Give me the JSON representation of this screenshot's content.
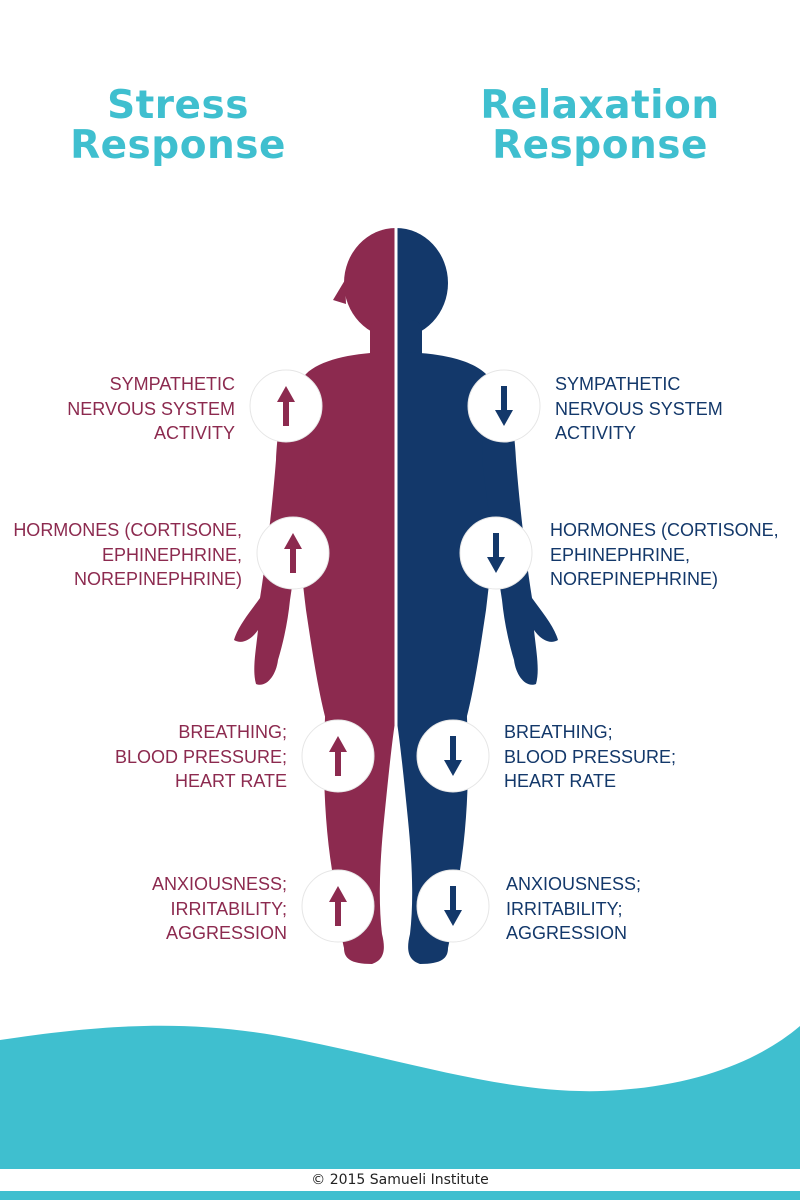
{
  "left_title": [
    "Stress",
    "Response"
  ],
  "right_title": [
    "Relaxation",
    "Response"
  ],
  "colors": {
    "accent": "#3fbfcf",
    "stress": "#8c2a4f",
    "relaxation": "#13386a"
  },
  "rows": [
    {
      "left": [
        "SYMPATHETIC",
        "NERVOUS SYSTEM",
        "ACTIVITY"
      ],
      "right": [
        "SYMPATHETIC",
        "NERVOUS SYSTEM",
        "ACTIVITY"
      ],
      "left_direction": "up",
      "right_direction": "down"
    },
    {
      "left": [
        "HORMONES (CORTISONE,",
        "EPHINEPHRINE,",
        "NOREPINEPHRINE)"
      ],
      "right": [
        "HORMONES (CORTISONE,",
        "EPHINEPHRINE,",
        "NOREPINEPHRINE)"
      ],
      "left_direction": "up",
      "right_direction": "down"
    },
    {
      "left": [
        "BREATHING;",
        "BLOOD PRESSURE;",
        "HEART RATE"
      ],
      "right": [
        "BREATHING;",
        "BLOOD PRESSURE;",
        "HEART RATE"
      ],
      "left_direction": "up",
      "right_direction": "down"
    },
    {
      "left": [
        "ANXIOUSNESS;",
        "IRRITABILITY;",
        "AGGRESSION"
      ],
      "right": [
        "ANXIOUSNESS;",
        "IRRITABILITY;",
        "AGGRESSION"
      ],
      "left_direction": "up",
      "right_direction": "down"
    }
  ],
  "footer": "© 2015 Samueli Institute"
}
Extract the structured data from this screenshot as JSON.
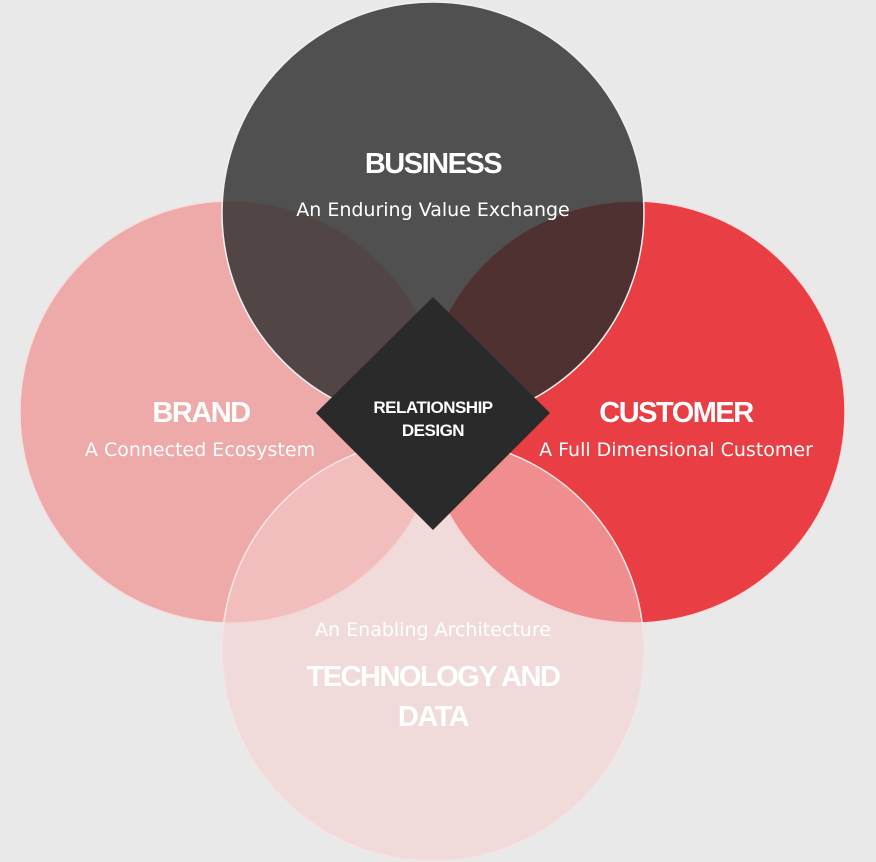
{
  "colors": {
    "background": "#e9e9e9",
    "business": "#3c3c3c",
    "brand": "#eea9a9",
    "customer": "#e83e44",
    "technology": "#f3c3c3",
    "core": "#2a2a2a"
  },
  "business": {
    "title": "BUSINESS",
    "subtitle": "An Enduring Value Exchange"
  },
  "brand": {
    "title": "BRAND",
    "subtitle": "A Connected Ecosystem"
  },
  "customer": {
    "title": "CUSTOMER",
    "subtitle": "A Full Dimensional Customer"
  },
  "technology": {
    "title_line1": "TECHNOLOGY AND",
    "title_line2": "DATA",
    "subtitle": "An Enabling Architecture"
  },
  "core": {
    "line1": "RELATIONSHIP",
    "line2": "DESIGN"
  }
}
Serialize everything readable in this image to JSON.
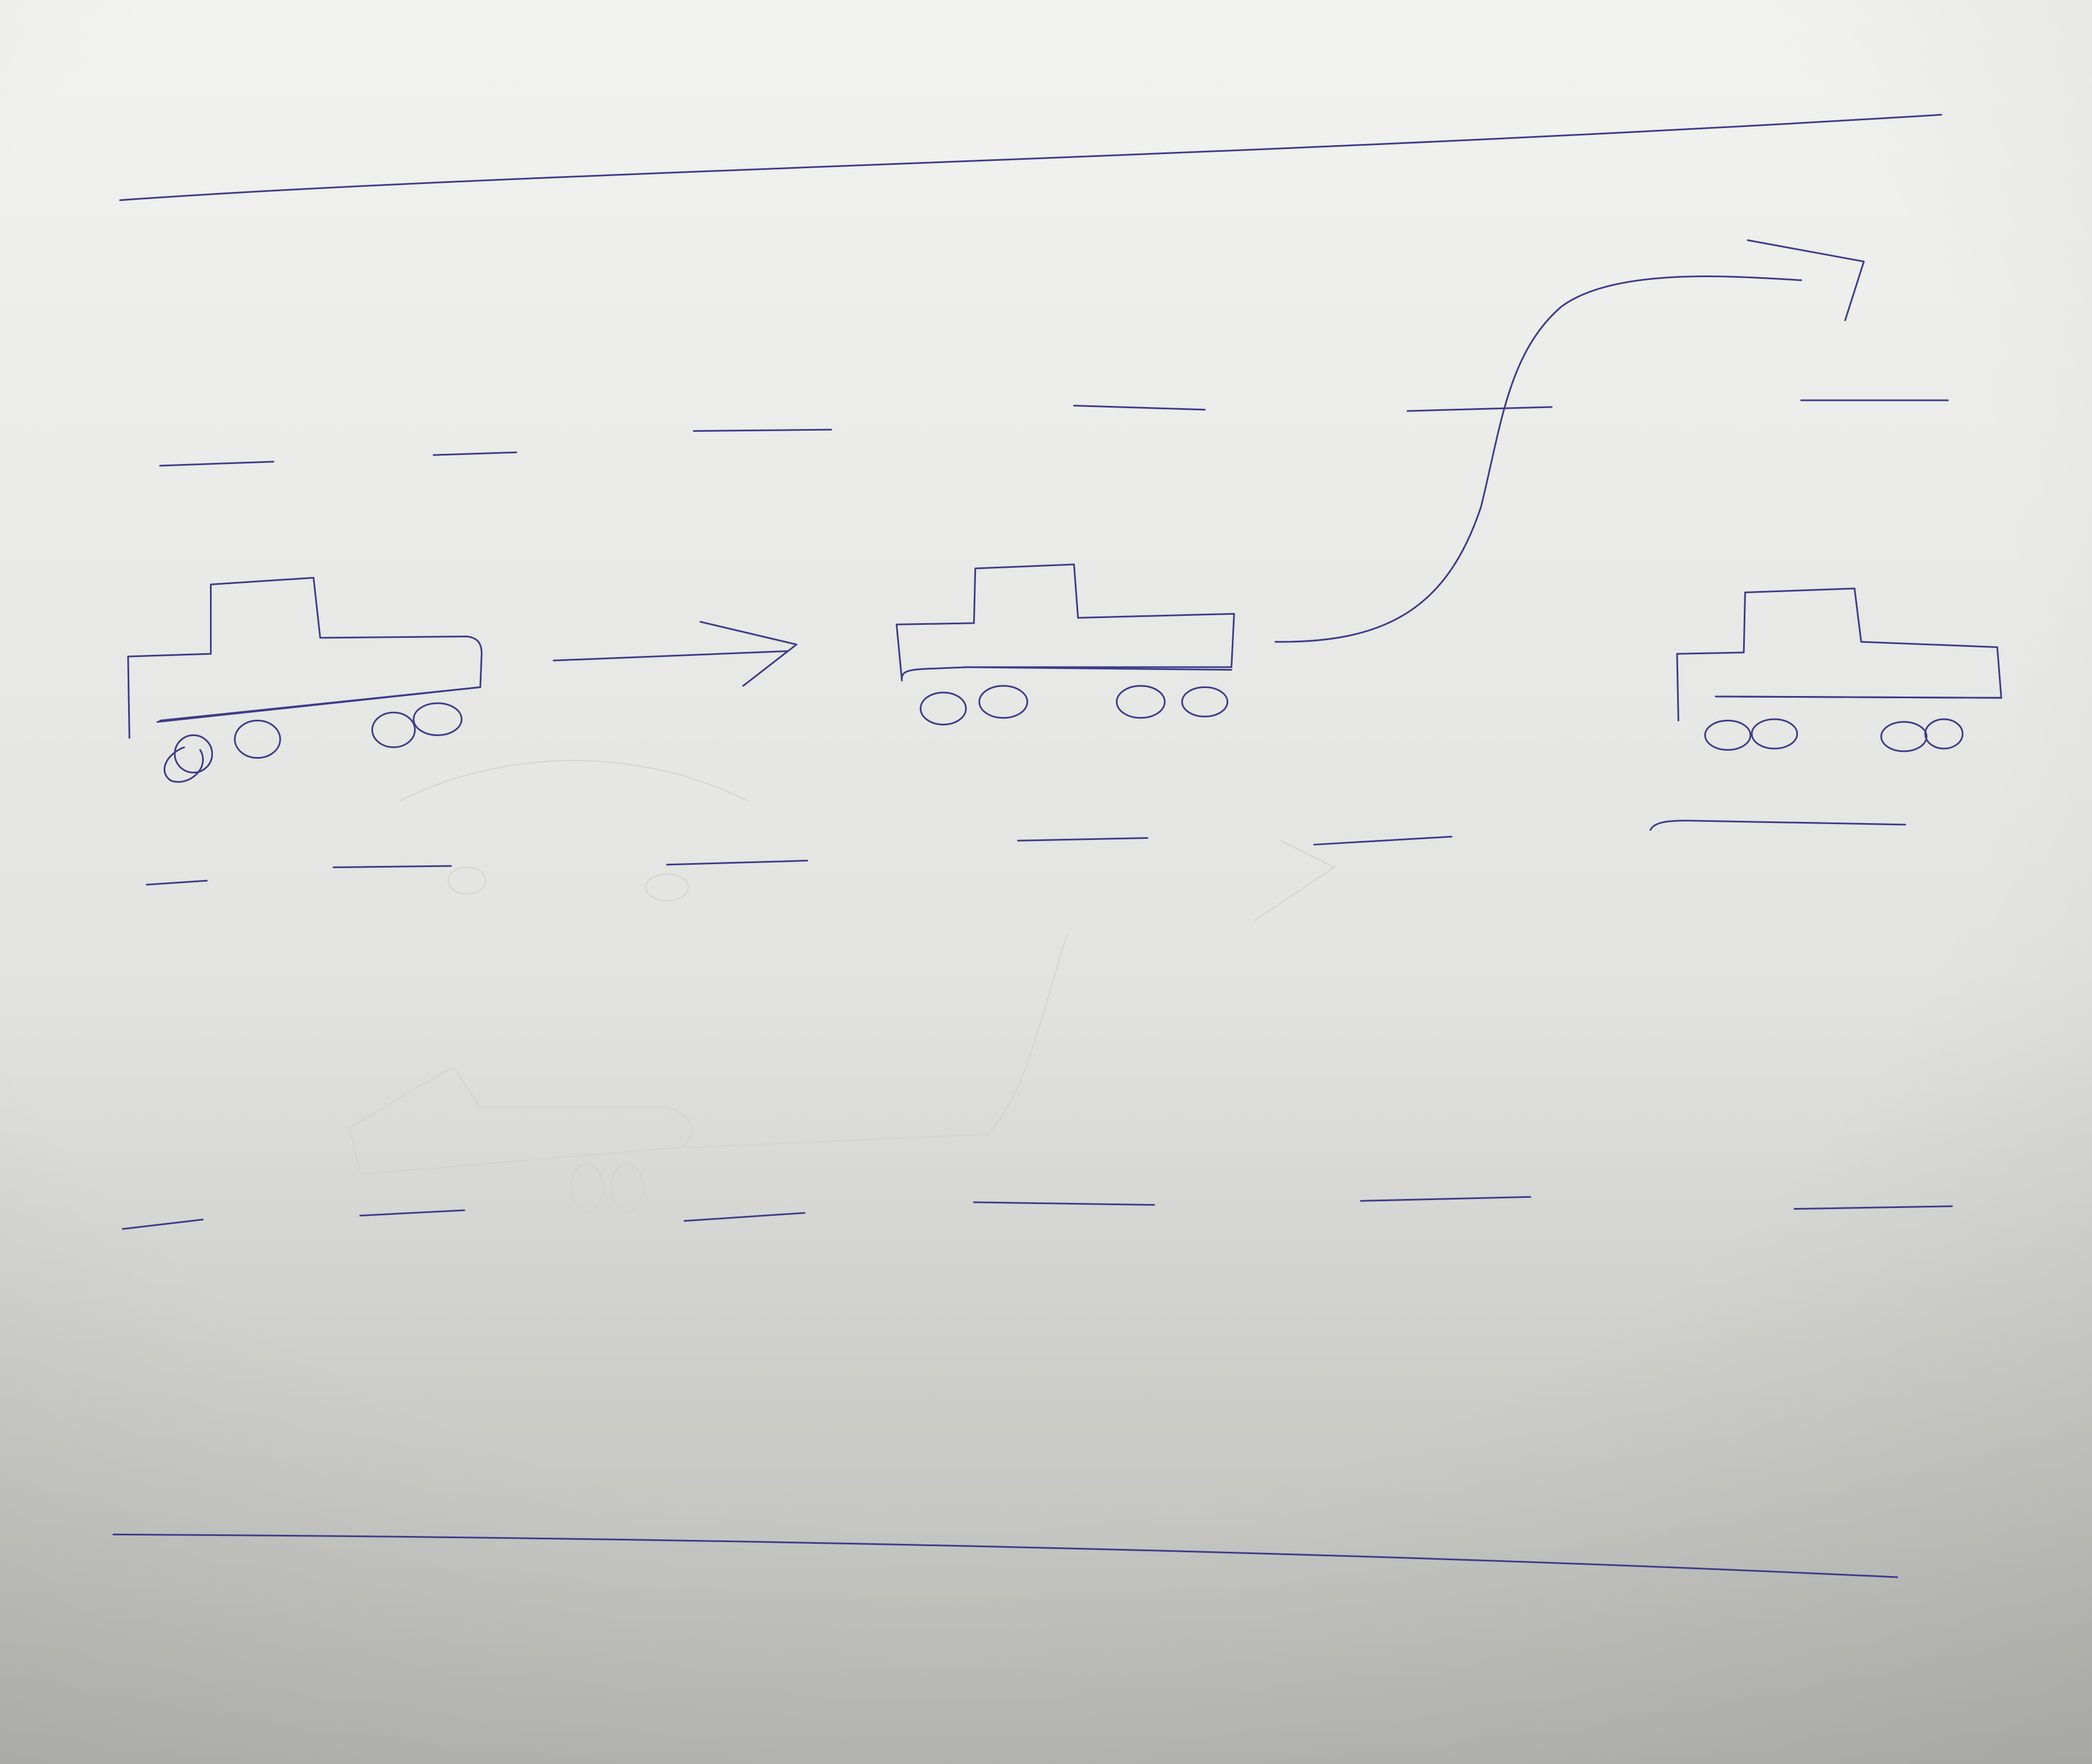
{
  "title": "",
  "colors": {
    "ink": "#3d3c8a",
    "paper_light": "#f2f2f0",
    "paper_mid": "#e3e3e1",
    "paper_dark": "#b9b9b6",
    "emboss": "#d2d2cf"
  },
  "road": {
    "edges": [
      "top-road-edge",
      "bottom-road-edge"
    ],
    "lane_divider_rows": 3,
    "style": "dashed lane markings, hand-drawn in blue ballpoint"
  },
  "vehicles": [
    {
      "id": "car-1",
      "lane": "middle",
      "position": "left"
    },
    {
      "id": "car-2",
      "lane": "middle",
      "position": "center"
    },
    {
      "id": "car-3",
      "lane": "middle",
      "position": "right"
    }
  ],
  "arrows": [
    {
      "id": "straight-arrow",
      "from": "car-1",
      "to": "car-2",
      "kind": "straight"
    },
    {
      "id": "lane-change-arrow",
      "from": "car-2",
      "to": "upper lane",
      "kind": "curved lane change"
    }
  ]
}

⁂

● **TASK INSTRUCTIONS**:
Repeat the records above exactly, omitting every picture.

● **SOLUTION**:
Give me the JSON representation of this screenshot's content.
{
  "left_title": [
    "Stress",
    "Response"
  ],
  "right_title": [
    "Relaxation",
    "Response"
  ],
  "colors": {
    "accent": "#3fbfcf",
    "stress": "#8c2a4f",
    "relaxation": "#13386a"
  },
  "rows": [
    {
      "left": [
        "SYMPATHETIC",
        "NERVOUS SYSTEM",
        "ACTIVITY"
      ],
      "right": [
        "SYMPATHETIC",
        "NERVOUS SYSTEM",
        "ACTIVITY"
      ],
      "left_direction": "up",
      "right_direction": "down"
    },
    {
      "left": [
        "HORMONES (CORTISONE,",
        "EPHINEPHRINE,",
        "NOREPINEPHRINE)"
      ],
      "right": [
        "HORMONES (CORTISONE,",
        "EPHINEPHRINE,",
        "NOREPINEPHRINE)"
      ],
      "left_direction": "up",
      "right_direction": "down"
    },
    {
      "left": [
        "BREATHING;",
        "BLOOD PRESSURE;",
        "HEART RATE"
      ],
      "right": [
        "BREATHING;",
        "BLOOD PRESSURE;",
        "HEART RATE"
      ],
      "left_direction": "up",
      "right_direction": "down"
    },
    {
      "left": [
        "ANXIOUSNESS;",
        "IRRITABILITY;",
        "AGGRESSION"
      ],
      "right": [
        "ANXIOUSNESS;",
        "IRRITABILITY;",
        "AGGRESSION"
      ],
      "left_direction": "up",
      "right_direction": "down"
    }
  ],
  "footer": "© 2015 Samueli Institute"
}
Extract the structured data from this screenshot as JSON.
{
  "colors": {
    "background": "#e9e9e9",
    "business": "#3c3c3c",
    "brand": "#eea9a9",
    "customer": "#e83e44",
    "technology": "#f3c3c3",
    "core": "#2a2a2a"
  },
  "business": {
    "title": "BUSINESS",
    "subtitle": "An Enduring Value Exchange"
  },
  "brand": {
    "title": "BRAND",
    "subtitle": "A Connected Ecosystem"
  },
  "customer": {
    "title": "CUSTOMER",
    "subtitle": "A Full Dimensional Customer"
  },
  "technology": {
    "title_line1": "TECHNOLOGY AND",
    "title_line2": "DATA",
    "subtitle": "An Enabling Architecture"
  },
  "core": {
    "line1": "RELATIONSHIP",
    "line2": "DESIGN"
  }
}
Serialize everything readable in this image to JSON.
{
  "title": "",
  "colors": {
    "ink": "#3d3c8a",
    "paper_light": "#f2f2f0",
    "paper_mid": "#e3e3e1",
    "paper_dark": "#b9b9b6",
    "emboss": "#d2d2cf"
  },
  "road": {
    "edges": [
      "top-road-edge",
      "bottom-road-edge"
    ],
    "lane_divider_rows": 3,
    "style": "dashed lane markings, hand-drawn in blue ballpoint"
  },
  "vehicles": [
    {
      "id": "car-1",
      "lane": "middle",
      "position": "left"
    },
    {
      "id": "car-2",
      "lane": "middle",
      "position": "center"
    },
    {
      "id": "car-3",
      "lane": "middle",
      "position": "right"
    }
  ],
  "arrows": [
    {
      "id": "straight-arrow",
      "from": "car-1",
      "to": "car-2",
      "kind": "straight"
    },
    {
      "id": "lane-change-arrow",
      "from": "car-2",
      "to": "upper lane",
      "kind": "curved lane change"
    }
  ]
}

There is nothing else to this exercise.